What needs to be done: Write out each line from the data below that includes the word "with".

Information shown:

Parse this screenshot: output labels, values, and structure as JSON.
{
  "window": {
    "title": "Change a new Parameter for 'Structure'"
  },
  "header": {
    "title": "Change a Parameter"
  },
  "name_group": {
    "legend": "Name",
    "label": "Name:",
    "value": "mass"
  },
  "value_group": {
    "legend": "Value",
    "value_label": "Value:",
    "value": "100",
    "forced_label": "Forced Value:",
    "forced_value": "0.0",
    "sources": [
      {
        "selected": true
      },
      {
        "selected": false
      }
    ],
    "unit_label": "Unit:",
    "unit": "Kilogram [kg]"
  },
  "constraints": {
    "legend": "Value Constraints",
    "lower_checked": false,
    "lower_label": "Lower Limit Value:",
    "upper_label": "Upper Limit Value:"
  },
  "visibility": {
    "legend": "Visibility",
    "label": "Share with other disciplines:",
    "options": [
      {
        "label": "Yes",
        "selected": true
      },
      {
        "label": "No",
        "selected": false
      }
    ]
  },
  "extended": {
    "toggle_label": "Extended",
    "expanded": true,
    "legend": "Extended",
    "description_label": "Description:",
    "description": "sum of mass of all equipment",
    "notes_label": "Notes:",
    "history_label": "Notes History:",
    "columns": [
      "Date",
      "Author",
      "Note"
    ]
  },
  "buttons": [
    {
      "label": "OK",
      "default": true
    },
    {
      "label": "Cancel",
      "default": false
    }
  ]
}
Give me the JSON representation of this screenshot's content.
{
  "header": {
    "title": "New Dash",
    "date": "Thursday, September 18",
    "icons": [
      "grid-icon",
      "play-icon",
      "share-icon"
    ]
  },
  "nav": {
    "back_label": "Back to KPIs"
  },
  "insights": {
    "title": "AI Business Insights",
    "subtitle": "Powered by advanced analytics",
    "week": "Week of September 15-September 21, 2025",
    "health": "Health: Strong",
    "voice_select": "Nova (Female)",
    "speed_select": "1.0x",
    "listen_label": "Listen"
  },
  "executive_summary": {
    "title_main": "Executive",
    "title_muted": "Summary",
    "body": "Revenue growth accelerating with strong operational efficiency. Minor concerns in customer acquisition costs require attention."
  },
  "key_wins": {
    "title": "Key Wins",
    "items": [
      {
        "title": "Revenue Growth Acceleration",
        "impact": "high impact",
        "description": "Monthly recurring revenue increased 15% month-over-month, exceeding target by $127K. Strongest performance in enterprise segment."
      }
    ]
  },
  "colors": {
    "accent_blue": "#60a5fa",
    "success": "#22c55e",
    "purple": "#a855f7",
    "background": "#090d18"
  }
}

Worked solution:
    "label": "Share with other disciplines:",
    "body": "Revenue growth accelerating with strong operational efficiency. Minor concerns in customer acquisition costs require attention."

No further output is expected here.